### WORK TO DO
Look through the data below. Collect every line where the word "subtitle" occurs.

++++++++

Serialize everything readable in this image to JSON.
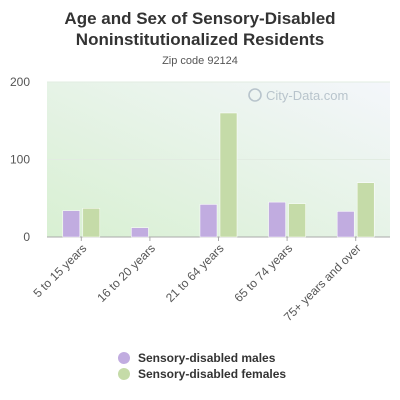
{
  "chart_data": {
    "type": "bar",
    "title_line1": "Age and Sex of Sensory-Disabled",
    "title_line2": "Noninstitutionalized Residents",
    "subtitle": "Zip code 92124",
    "watermark": "City-Data.com",
    "categories": [
      "5 to 15 years",
      "16 to 20 years",
      "21 to 64 years",
      "65 to 74 years",
      "75+ years and over"
    ],
    "series": [
      {
        "name": "Sensory-disabled males",
        "color": "#c1ace0",
        "values": [
          34,
          12,
          42,
          45,
          33
        ]
      },
      {
        "name": "Sensory-disabled females",
        "color": "#c5dba8",
        "values": [
          37,
          0,
          160,
          43,
          70
        ]
      }
    ],
    "ylim": [
      0,
      200
    ],
    "yticks": [
      0,
      100,
      200
    ],
    "grid": true,
    "legend_position": "bottom"
  }
}
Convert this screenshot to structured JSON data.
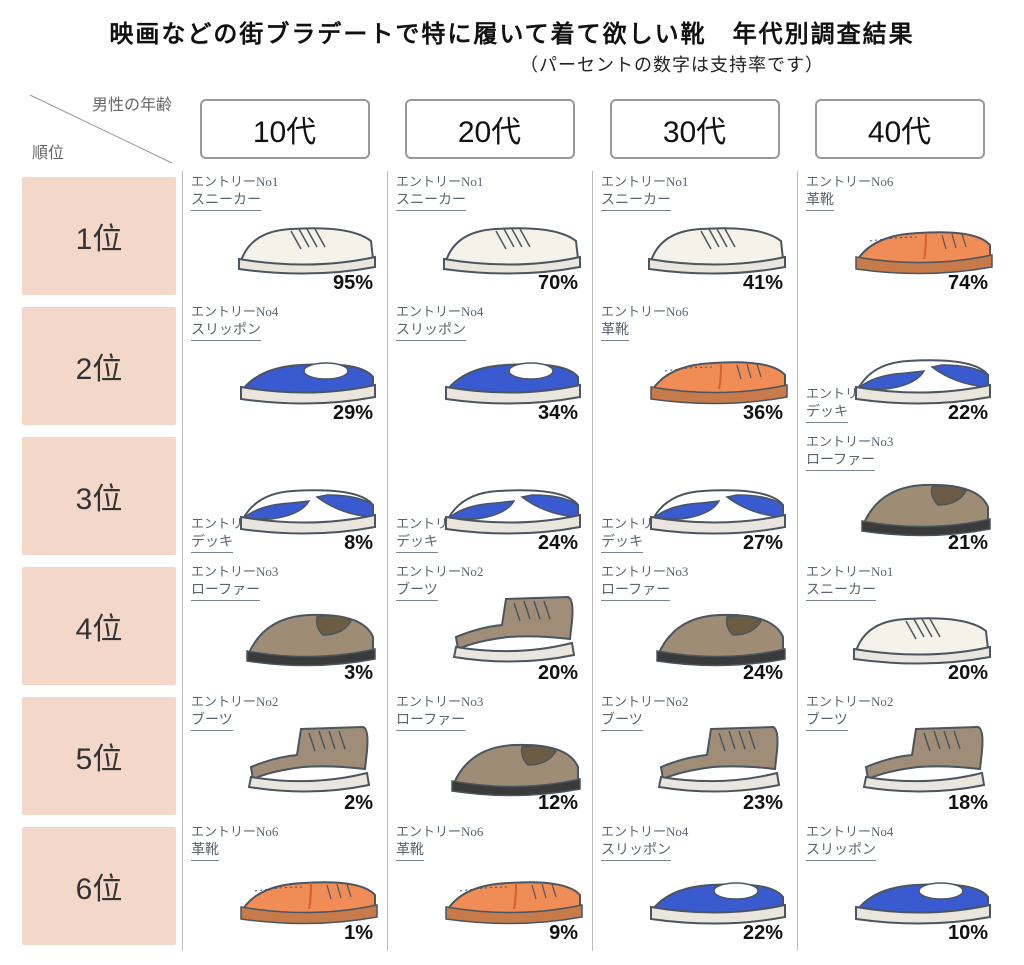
{
  "title": "映画などの街ブラデートで特に履いて着て欲しい靴　年代別調査結果",
  "subtitle": "（パーセントの数字は支持率です）",
  "axis": {
    "top": "男性の年齢",
    "left": "順位"
  },
  "ages": [
    "10代",
    "20代",
    "30代",
    "40代"
  ],
  "ranks": [
    "1位",
    "2位",
    "3位",
    "4位",
    "5位",
    "6位"
  ],
  "shoeTypes": {
    "sneaker": {
      "entry": "エントリーNo1",
      "name": "スニーカー",
      "color1": "#f5f2ea",
      "color2": "#cfcac0",
      "kind": "sneaker"
    },
    "boots": {
      "entry": "エントリーNo2",
      "name": "ブーツ",
      "color1": "#9f8d77",
      "color2": "#6f5f49",
      "kind": "boots"
    },
    "loafer": {
      "entry": "エントリーNo3",
      "name": "ローファー",
      "color1": "#9e8c74",
      "color2": "#6d5c44",
      "kind": "loafer"
    },
    "slipon": {
      "entry": "エントリーNo4",
      "name": "スリッポン",
      "color1": "#3a5bd0",
      "color2": "#2a3fa0",
      "kind": "slipon"
    },
    "deck": {
      "entry": "エントリーNo5.",
      "name": "デッキ",
      "color1": "#3a5bd0",
      "color2": "#2a3fa0",
      "kind": "deck"
    },
    "leather": {
      "entry": "エントリーNo6",
      "name": "革靴",
      "color1": "#f08c55",
      "color2": "#d4622d",
      "kind": "leather"
    }
  },
  "grid": [
    [
      {
        "shoe": "sneaker",
        "pct": "95%"
      },
      {
        "shoe": "sneaker",
        "pct": "70%"
      },
      {
        "shoe": "sneaker",
        "pct": "41%"
      },
      {
        "shoe": "leather",
        "pct": "74%"
      }
    ],
    [
      {
        "shoe": "slipon",
        "pct": "29%"
      },
      {
        "shoe": "slipon",
        "pct": "34%"
      },
      {
        "shoe": "leather",
        "pct": "36%"
      },
      {
        "shoe": "deck",
        "pct": "22%",
        "labelsBottom": true
      }
    ],
    [
      {
        "shoe": "deck",
        "pct": "8%",
        "labelsBottom": true
      },
      {
        "shoe": "deck",
        "pct": "24%",
        "labelsBottom": true
      },
      {
        "shoe": "deck",
        "pct": "27%",
        "labelsBottom": true
      },
      {
        "shoe": "loafer",
        "pct": "21%"
      }
    ],
    [
      {
        "shoe": "loafer",
        "pct": "3%"
      },
      {
        "shoe": "boots",
        "pct": "20%"
      },
      {
        "shoe": "loafer",
        "pct": "24%"
      },
      {
        "shoe": "sneaker",
        "pct": "20%"
      }
    ],
    [
      {
        "shoe": "boots",
        "pct": "2%"
      },
      {
        "shoe": "loafer",
        "pct": "12%"
      },
      {
        "shoe": "boots",
        "pct": "23%"
      },
      {
        "shoe": "boots",
        "pct": "18%"
      }
    ],
    [
      {
        "shoe": "leather",
        "pct": "1%"
      },
      {
        "shoe": "leather",
        "pct": "9%"
      },
      {
        "shoe": "slipon",
        "pct": "22%"
      },
      {
        "shoe": "slipon",
        "pct": "10%"
      }
    ]
  ],
  "colors": {
    "rankBg": "#f3d8ca",
    "border": "#bbbbbb",
    "sole": "#eae6de"
  }
}
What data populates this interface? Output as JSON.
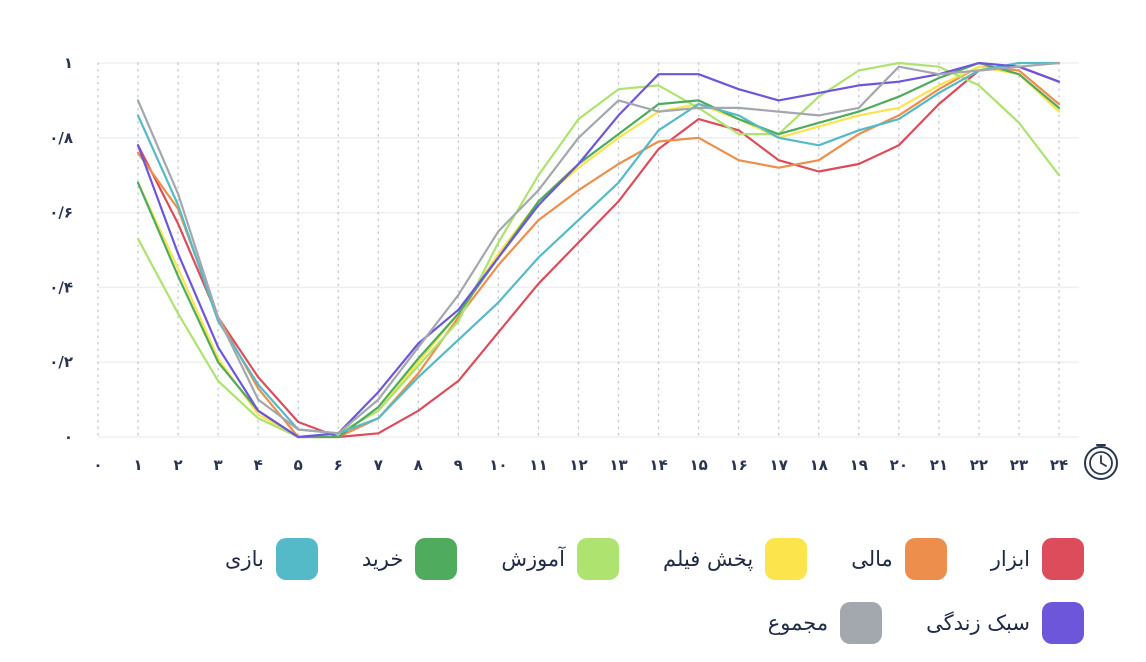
{
  "chart_data": {
    "type": "line",
    "x": [
      "0",
      "1",
      "2",
      "3",
      "4",
      "5",
      "6",
      "7",
      "8",
      "9",
      "10",
      "11",
      "12",
      "13",
      "14",
      "15",
      "16",
      "17",
      "18",
      "19",
      "20",
      "21",
      "22",
      "23",
      "24"
    ],
    "x_tick_labels": [
      "۰",
      "۱",
      "۲",
      "۳",
      "۴",
      "۵",
      "۶",
      "۷",
      "۸",
      "۹",
      "۱۰",
      "۱۱",
      "۱۲",
      "۱۳",
      "۱۴",
      "۱۵",
      "۱۶",
      "۱۷",
      "۱۸",
      "۱۹",
      "۲۰",
      "۲۱",
      "۲۲",
      "۲۳",
      "۲۴"
    ],
    "y_ticks": [
      0,
      0.2,
      0.4,
      0.6,
      0.8,
      1
    ],
    "y_tick_labels": [
      "۰",
      "۰/۲",
      "۰/۴",
      "۰/۶",
      "۰/۸",
      "۱"
    ],
    "ylim": [
      0,
      1
    ],
    "xlim": [
      0,
      24
    ],
    "grid": true,
    "legend_position": "bottom",
    "x_axis_icon": "clock-icon",
    "series": [
      {
        "name": "ابزار",
        "color": "#dc4c5a",
        "values": [
          null,
          0.78,
          0.57,
          0.32,
          0.16,
          0.04,
          0.0,
          0.01,
          0.07,
          0.15,
          0.28,
          0.41,
          0.52,
          0.63,
          0.77,
          0.85,
          0.82,
          0.74,
          0.71,
          0.73,
          0.78,
          0.89,
          0.98,
          0.99,
          0.95
        ]
      },
      {
        "name": "مالی",
        "color": "#ee8e4c",
        "values": [
          null,
          0.76,
          0.61,
          0.32,
          0.13,
          0.0,
          0.0,
          0.05,
          0.17,
          0.32,
          0.46,
          0.58,
          0.66,
          0.73,
          0.79,
          0.8,
          0.74,
          0.72,
          0.74,
          0.81,
          0.86,
          0.93,
          0.99,
          0.98,
          0.89
        ]
      },
      {
        "name": "پخش فیلم",
        "color": "#fbe44c",
        "values": [
          null,
          0.68,
          0.45,
          0.21,
          0.06,
          0.0,
          0.01,
          0.07,
          0.2,
          0.33,
          0.49,
          0.63,
          0.72,
          0.8,
          0.87,
          0.89,
          0.85,
          0.8,
          0.83,
          0.86,
          0.88,
          0.94,
          0.99,
          0.97,
          0.87
        ]
      },
      {
        "name": "آموزش",
        "color": "#ade36e",
        "values": [
          null,
          0.53,
          0.33,
          0.15,
          0.05,
          0.0,
          0.01,
          0.07,
          0.19,
          0.31,
          0.52,
          0.7,
          0.85,
          0.93,
          0.94,
          0.88,
          0.81,
          0.81,
          0.91,
          0.98,
          1.0,
          0.99,
          0.94,
          0.84,
          0.7
        ]
      },
      {
        "name": "خرید",
        "color": "#4fab5d",
        "values": [
          null,
          0.68,
          0.43,
          0.2,
          0.07,
          0.0,
          0.0,
          0.08,
          0.21,
          0.33,
          0.48,
          0.63,
          0.73,
          0.81,
          0.89,
          0.9,
          0.85,
          0.81,
          0.84,
          0.87,
          0.91,
          0.96,
          1.0,
          0.97,
          0.88
        ]
      },
      {
        "name": "بازی",
        "color": "#55bac8",
        "values": [
          null,
          0.86,
          0.62,
          0.31,
          0.14,
          0.02,
          0.01,
          0.05,
          0.16,
          0.26,
          0.36,
          0.48,
          0.58,
          0.68,
          0.82,
          0.89,
          0.86,
          0.8,
          0.78,
          0.82,
          0.85,
          0.92,
          0.98,
          1.0,
          1.0
        ]
      },
      {
        "name": "سبک زندگی",
        "color": "#6e56db",
        "values": [
          null,
          0.78,
          0.49,
          0.24,
          0.07,
          0.0,
          0.01,
          0.12,
          0.25,
          0.34,
          0.48,
          0.62,
          0.73,
          0.86,
          0.97,
          0.97,
          0.93,
          0.9,
          0.92,
          0.94,
          0.95,
          0.97,
          1.0,
          0.99,
          0.95
        ]
      },
      {
        "name": "مجموع",
        "color": "#a2a8ae",
        "values": [
          null,
          0.9,
          0.65,
          0.32,
          0.1,
          0.02,
          0.01,
          0.1,
          0.24,
          0.38,
          0.55,
          0.66,
          0.8,
          0.9,
          0.87,
          0.88,
          0.88,
          0.87,
          0.86,
          0.88,
          0.99,
          0.97,
          0.98,
          0.99,
          1.0
        ]
      }
    ]
  }
}
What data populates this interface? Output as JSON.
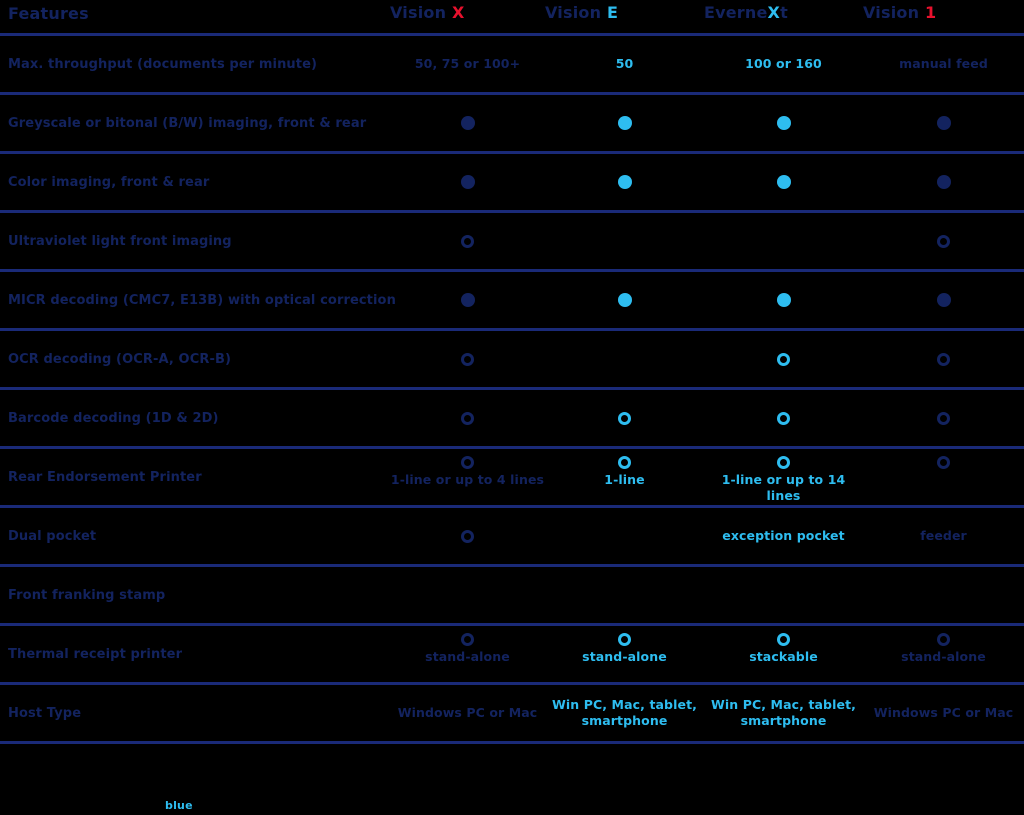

++++++++

### OUTPUT OF THE EXERCISE
    "subtitle": "Zip code 92124",
  "subtitle": "（パーセントの数字は支持率です）",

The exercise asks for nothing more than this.